+++ Provided entries
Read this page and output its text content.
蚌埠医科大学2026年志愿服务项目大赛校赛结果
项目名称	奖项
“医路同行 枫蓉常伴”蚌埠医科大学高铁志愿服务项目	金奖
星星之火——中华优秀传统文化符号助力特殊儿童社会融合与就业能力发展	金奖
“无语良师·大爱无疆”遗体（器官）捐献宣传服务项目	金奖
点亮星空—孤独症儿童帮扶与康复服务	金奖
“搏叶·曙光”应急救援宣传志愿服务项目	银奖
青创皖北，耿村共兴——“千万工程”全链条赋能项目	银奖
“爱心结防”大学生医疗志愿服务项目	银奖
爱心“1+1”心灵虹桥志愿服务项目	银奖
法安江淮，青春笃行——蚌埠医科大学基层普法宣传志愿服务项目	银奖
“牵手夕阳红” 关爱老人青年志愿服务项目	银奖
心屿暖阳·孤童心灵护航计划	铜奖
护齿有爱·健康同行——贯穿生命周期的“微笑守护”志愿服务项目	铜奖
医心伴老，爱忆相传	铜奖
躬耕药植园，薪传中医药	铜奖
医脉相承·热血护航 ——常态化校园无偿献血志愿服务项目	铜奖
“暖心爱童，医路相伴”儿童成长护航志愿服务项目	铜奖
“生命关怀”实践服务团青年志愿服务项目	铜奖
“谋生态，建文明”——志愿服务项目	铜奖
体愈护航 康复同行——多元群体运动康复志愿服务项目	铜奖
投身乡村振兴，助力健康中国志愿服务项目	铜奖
++++++
What you have to do
Repeat the lines above exactly.

Solution below
Read this page and output its text content.
蚌埠医科大学2026年志愿服务项目大赛校赛结果
项目名称	奖项
“医路同行 枫蓉常伴”蚌埠医科大学高铁志愿服务项目	金奖
星星之火——中华优秀传统文化符号助力特殊儿童社会融合与就业能力发展	金奖
“无语良师·大爱无疆”遗体（器官）捐献宣传服务项目	金奖
点亮星空—孤独症儿童帮扶与康复服务	金奖
“搏叶·曙光”应急救援宣传志愿服务项目	银奖
青创皖北，耿村共兴——“千万工程”全链条赋能项目	银奖
“爱心结防”大学生医疗志愿服务项目	银奖
爱心“1+1”心灵虹桥志愿服务项目	银奖
法安江淮，青春笃行——蚌埠医科大学基层普法宣传志愿服务项目	银奖
“牵手夕阳红” 关爱老人青年志愿服务项目	银奖
心屿暖阳·孤童心灵护航计划	铜奖
护齿有爱·健康同行——贯穿生命周期的“微笑守护”志愿服务项目	铜奖
医心伴老，爱忆相传	铜奖
躬耕药植园，薪传中医药	铜奖
医脉相承·热血护航 ——常态化校园无偿献血志愿服务项目	铜奖
“暖心爱童，医路相伴”儿童成长护航志愿服务项目	铜奖
“生命关怀”实践服务团青年志愿服务项目	铜奖
“谋生态，建文明”——志愿服务项目	铜奖
体愈护航 康复同行——多元群体运动康复志愿服务项目	铜奖
投身乡村振兴，助力健康中国志愿服务项目	铜奖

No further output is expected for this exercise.